Transcribe, word for word, the line containing "Serialize everything readable" and each line following it through the end of the listing below. Omit all other lines.

Data items:

((

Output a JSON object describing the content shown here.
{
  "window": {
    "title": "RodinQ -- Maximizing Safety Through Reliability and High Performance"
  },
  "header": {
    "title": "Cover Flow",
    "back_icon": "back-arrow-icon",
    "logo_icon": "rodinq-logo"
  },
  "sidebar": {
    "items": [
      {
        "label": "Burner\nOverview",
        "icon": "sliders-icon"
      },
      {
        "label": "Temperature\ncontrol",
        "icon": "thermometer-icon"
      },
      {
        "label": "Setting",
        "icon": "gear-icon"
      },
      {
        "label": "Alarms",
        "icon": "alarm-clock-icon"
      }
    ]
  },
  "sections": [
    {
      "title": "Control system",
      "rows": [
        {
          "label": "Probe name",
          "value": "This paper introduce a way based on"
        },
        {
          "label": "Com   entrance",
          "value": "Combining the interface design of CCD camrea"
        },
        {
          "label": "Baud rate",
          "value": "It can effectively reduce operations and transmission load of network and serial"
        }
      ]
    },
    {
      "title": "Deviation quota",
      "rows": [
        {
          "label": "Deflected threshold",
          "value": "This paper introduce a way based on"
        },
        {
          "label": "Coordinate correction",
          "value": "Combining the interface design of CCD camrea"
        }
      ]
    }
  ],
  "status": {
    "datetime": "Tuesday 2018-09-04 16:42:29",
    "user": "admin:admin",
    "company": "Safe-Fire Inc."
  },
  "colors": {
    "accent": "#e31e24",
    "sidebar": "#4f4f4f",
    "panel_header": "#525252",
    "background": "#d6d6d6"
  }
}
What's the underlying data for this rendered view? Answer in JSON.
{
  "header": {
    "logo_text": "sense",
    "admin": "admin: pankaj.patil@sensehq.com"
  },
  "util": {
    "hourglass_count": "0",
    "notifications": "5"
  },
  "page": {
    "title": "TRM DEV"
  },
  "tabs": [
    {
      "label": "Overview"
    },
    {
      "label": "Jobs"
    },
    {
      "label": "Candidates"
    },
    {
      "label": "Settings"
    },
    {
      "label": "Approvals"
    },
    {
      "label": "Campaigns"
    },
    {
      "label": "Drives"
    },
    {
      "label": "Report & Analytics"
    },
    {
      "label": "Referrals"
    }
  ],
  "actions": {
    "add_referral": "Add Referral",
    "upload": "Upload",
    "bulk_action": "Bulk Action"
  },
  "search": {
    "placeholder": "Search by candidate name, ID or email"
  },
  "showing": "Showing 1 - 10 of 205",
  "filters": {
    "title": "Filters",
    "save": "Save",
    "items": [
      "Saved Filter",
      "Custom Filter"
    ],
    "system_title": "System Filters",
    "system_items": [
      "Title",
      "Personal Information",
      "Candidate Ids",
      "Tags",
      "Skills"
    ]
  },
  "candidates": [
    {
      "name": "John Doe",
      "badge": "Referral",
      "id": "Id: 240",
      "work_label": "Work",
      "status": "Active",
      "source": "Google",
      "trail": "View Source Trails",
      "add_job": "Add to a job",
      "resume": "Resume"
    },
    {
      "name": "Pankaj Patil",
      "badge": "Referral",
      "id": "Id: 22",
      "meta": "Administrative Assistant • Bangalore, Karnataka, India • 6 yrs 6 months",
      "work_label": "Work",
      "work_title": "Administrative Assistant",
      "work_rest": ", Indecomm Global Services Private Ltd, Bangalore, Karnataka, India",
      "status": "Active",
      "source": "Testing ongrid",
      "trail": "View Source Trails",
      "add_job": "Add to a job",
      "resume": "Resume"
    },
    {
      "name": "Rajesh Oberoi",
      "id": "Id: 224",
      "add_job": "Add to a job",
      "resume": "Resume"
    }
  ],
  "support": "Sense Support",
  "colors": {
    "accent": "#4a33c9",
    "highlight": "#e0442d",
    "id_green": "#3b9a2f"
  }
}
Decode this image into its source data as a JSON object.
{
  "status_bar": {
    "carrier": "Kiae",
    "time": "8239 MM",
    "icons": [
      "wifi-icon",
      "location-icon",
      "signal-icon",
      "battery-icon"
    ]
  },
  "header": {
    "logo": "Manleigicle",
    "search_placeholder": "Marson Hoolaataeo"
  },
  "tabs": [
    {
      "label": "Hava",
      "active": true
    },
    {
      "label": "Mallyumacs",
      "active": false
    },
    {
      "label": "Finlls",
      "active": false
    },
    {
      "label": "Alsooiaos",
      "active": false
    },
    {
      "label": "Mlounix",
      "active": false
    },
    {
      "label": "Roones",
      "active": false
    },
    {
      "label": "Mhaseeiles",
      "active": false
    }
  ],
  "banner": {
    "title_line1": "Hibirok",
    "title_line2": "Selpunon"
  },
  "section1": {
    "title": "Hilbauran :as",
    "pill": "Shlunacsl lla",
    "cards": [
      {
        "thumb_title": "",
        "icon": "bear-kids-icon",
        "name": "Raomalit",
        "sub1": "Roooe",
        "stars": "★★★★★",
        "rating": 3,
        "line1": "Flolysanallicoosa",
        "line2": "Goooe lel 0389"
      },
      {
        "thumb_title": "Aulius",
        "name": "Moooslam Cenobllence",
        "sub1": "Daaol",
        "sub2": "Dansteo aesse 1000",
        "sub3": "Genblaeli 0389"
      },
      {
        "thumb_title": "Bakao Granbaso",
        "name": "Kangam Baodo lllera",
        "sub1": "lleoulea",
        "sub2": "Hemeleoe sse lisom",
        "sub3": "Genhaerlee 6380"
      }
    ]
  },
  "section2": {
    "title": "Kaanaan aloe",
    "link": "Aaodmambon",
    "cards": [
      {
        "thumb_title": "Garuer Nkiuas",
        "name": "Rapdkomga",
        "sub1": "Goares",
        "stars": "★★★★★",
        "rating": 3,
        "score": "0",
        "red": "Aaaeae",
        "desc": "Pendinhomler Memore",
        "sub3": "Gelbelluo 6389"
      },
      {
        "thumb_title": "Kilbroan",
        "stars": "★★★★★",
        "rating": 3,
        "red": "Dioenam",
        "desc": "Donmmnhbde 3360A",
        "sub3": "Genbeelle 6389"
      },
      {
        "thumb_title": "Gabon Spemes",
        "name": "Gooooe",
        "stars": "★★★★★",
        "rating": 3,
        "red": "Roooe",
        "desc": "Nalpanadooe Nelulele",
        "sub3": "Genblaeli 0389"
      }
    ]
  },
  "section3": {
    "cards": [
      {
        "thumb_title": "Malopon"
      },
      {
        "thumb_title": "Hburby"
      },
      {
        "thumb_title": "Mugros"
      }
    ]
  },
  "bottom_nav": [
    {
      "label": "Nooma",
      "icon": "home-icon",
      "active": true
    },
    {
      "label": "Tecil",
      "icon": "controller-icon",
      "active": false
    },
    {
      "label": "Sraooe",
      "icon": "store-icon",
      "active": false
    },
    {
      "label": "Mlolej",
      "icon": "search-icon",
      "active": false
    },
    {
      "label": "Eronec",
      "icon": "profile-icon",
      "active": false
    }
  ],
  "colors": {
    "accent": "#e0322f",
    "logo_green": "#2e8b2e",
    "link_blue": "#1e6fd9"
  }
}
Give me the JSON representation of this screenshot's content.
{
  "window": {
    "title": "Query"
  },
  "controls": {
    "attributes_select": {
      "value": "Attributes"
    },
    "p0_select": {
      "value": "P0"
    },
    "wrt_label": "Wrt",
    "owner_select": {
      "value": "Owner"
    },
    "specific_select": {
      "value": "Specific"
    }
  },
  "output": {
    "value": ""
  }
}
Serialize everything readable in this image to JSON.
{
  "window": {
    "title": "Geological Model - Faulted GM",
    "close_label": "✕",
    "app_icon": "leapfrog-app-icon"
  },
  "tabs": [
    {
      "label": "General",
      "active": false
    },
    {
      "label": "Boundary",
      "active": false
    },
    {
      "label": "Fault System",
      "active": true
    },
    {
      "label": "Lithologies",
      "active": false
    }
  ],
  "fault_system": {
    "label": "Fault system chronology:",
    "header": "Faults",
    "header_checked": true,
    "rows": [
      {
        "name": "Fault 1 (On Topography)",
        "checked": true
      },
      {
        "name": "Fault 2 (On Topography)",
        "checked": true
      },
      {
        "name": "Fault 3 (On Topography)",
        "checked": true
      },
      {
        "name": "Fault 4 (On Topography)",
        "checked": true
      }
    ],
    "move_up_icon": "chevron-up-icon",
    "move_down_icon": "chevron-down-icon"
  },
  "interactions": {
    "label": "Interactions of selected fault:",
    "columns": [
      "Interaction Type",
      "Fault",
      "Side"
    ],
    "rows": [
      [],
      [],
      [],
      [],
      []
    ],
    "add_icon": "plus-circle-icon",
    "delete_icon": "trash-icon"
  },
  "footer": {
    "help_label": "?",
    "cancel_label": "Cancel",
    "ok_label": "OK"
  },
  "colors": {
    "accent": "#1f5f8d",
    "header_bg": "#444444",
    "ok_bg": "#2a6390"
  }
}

))

→ ANSWER TO THIS EXERCISE:
Serialize everything readable in this image to JSON.
{
  "window": {
    "title": "Geological Model - Faulted GM",
    "close_label": "✕",
    "app_icon": "leapfrog-app-icon"
  },
  "tabs": [
    {
      "label": "General",
      "active": false
    },
    {
      "label": "Boundary",
      "active": false
    },
    {
      "label": "Fault System",
      "active": true
    },
    {
      "label": "Lithologies",
      "active": false
    }
  ],
  "fault_system": {
    "label": "Fault system chronology:",
    "header": "Faults",
    "header_checked": true,
    "rows": [
      {
        "name": "Fault 1 (On Topography)",
        "checked": true
      },
      {
        "name": "Fault 2 (On Topography)",
        "checked": true
      },
      {
        "name": "Fault 3 (On Topography)",
        "checked": true
      },
      {
        "name": "Fault 4 (On Topography)",
        "checked": true
      }
    ],
    "move_up_icon": "chevron-up-icon",
    "move_down_icon": "chevron-down-icon"
  },
  "interactions": {
    "label": "Interactions of selected fault:",
    "columns": [
      "Interaction Type",
      "Fault",
      "Side"
    ],
    "rows": [
      [],
      [],
      [],
      [],
      []
    ],
    "add_icon": "plus-circle-icon",
    "delete_icon": "trash-icon"
  },
  "footer": {
    "help_label": "?",
    "cancel_label": "Cancel",
    "ok_label": "OK"
  },
  "colors": {
    "accent": "#1f5f8d",
    "header_bg": "#444444",
    "ok_bg": "#2a6390"
  }
}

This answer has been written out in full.